#### [Task prompt]
Print the records below word for word, starting at the line that contains "- category-label: 长春新区: [91, 242, 144, 258]" and ending with the line that contains "- bar-segment: [176, 409, 278, 423]", with both of those lines included.
|---|
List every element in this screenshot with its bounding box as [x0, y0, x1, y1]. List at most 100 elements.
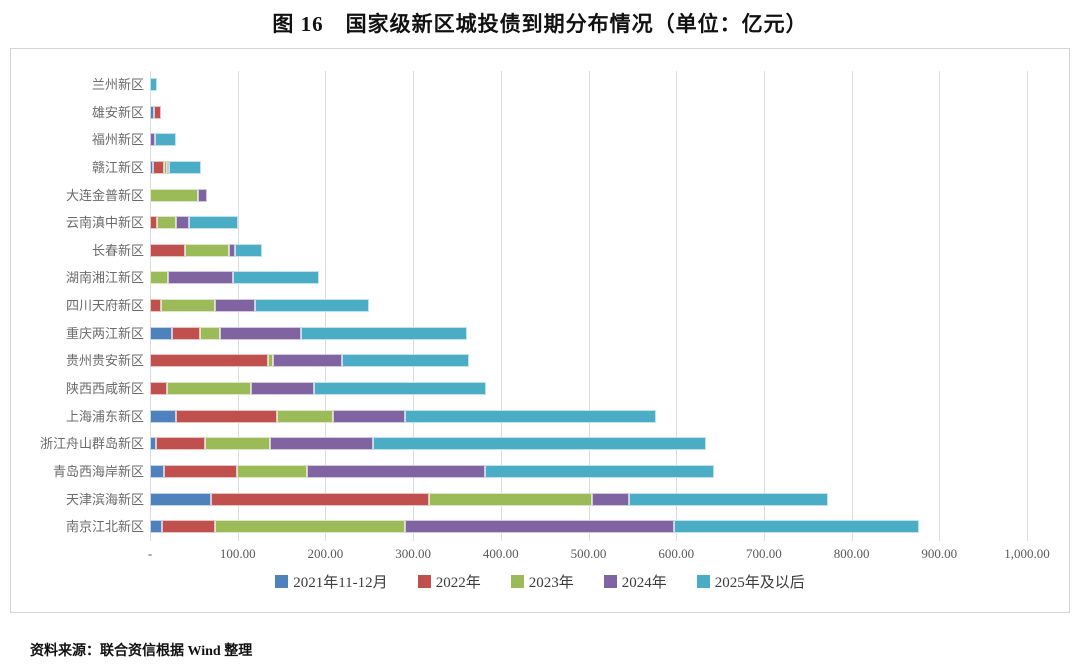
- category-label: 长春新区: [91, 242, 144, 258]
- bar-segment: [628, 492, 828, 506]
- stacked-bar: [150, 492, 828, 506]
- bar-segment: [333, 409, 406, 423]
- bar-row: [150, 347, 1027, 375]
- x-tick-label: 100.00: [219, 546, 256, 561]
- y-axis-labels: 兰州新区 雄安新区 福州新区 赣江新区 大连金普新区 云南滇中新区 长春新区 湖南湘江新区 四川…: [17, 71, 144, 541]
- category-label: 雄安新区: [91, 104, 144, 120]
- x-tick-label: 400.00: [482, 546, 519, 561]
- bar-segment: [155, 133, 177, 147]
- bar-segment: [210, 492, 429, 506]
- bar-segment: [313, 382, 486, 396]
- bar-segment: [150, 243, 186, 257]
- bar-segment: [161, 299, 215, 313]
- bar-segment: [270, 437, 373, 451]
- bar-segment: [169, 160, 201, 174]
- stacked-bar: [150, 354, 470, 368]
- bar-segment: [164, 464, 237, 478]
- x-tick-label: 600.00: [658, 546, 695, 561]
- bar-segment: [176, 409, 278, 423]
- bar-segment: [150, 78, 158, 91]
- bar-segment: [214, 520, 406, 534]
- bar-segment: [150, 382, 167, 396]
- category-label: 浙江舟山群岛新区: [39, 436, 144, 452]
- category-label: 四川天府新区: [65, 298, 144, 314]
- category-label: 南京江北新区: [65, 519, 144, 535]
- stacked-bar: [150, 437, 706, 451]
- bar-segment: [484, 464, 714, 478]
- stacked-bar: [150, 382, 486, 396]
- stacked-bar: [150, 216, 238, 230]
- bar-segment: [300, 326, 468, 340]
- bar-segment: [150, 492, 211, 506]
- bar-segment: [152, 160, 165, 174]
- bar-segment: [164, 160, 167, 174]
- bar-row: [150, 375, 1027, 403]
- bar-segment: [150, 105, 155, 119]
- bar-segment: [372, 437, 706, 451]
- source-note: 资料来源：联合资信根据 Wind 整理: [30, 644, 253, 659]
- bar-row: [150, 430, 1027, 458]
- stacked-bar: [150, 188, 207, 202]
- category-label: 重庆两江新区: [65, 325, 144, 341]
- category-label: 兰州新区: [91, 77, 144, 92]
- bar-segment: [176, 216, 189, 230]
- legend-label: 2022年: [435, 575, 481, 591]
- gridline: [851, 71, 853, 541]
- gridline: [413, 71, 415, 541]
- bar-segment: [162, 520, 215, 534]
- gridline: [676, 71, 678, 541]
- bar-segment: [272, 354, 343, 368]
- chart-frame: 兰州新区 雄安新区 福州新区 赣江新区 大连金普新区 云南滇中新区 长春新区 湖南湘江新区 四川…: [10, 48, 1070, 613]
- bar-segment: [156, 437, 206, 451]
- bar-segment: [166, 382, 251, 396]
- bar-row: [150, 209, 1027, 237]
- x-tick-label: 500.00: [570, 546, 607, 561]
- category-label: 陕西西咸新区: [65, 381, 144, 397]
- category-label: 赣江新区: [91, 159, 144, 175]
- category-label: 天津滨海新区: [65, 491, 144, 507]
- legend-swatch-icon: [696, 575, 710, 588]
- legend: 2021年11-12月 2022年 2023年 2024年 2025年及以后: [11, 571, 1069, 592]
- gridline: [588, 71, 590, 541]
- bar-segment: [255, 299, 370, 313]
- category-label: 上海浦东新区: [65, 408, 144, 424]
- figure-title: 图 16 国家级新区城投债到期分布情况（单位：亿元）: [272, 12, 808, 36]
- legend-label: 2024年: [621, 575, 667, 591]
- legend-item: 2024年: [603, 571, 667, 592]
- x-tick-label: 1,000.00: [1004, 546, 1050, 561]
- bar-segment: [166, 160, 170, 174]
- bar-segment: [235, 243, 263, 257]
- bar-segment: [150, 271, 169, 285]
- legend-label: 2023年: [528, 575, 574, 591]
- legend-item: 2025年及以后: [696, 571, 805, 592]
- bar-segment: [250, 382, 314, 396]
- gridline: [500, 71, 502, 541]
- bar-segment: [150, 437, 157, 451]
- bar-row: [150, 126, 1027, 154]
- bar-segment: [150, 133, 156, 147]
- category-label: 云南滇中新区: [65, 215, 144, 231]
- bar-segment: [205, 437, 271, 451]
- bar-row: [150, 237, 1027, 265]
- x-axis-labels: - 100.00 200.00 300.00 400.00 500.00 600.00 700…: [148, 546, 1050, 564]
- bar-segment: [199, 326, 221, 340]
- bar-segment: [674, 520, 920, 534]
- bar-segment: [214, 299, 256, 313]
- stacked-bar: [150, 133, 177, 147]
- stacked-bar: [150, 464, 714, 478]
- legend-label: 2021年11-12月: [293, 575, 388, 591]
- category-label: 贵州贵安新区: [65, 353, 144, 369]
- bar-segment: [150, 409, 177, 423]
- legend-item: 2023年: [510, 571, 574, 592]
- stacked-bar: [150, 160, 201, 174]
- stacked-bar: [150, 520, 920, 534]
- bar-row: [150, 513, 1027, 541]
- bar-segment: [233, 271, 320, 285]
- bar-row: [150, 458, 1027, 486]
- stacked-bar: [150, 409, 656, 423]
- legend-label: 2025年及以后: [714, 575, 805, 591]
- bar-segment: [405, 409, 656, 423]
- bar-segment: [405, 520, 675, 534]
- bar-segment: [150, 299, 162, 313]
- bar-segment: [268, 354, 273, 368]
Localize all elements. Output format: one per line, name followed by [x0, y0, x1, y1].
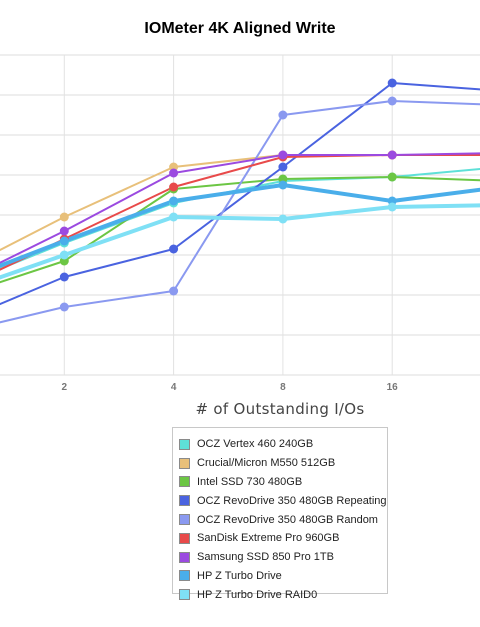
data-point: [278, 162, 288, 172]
|---|
#### [The response]
- category-label: 长春新区: [91, 242, 144, 258]
- bar-segment: [628, 492, 828, 506]
- stacked-bar: [150, 492, 828, 506]
- bar-segment: [333, 409, 406, 423]
- bar-row: [150, 347, 1027, 375]
- x-tick-label: 100.00: [219, 546, 256, 561]
- y-axis-labels: 兰州新区 雄安新区 福州新区 赣江新区 大连金普新区 云南滇中新区 长春新区 湖南湘江新区 四川…: [17, 71, 144, 541]
- category-label: 雄安新区: [91, 104, 144, 120]
- x-tick-label: 400.00: [482, 546, 519, 561]
- bar-segment: [155, 133, 177, 147]
- bar-segment: [210, 492, 429, 506]
- bar-segment: [313, 382, 486, 396]
- bar-segment: [150, 243, 186, 257]
- bar-segment: [161, 299, 215, 313]
- bar-segment: [270, 437, 373, 451]
- bar-segment: [169, 160, 201, 174]
- stacked-bar: [150, 354, 470, 368]
- bar-segment: [164, 464, 237, 478]
- x-tick-label: 600.00: [658, 546, 695, 561]
- bar-segment: [176, 409, 278, 423]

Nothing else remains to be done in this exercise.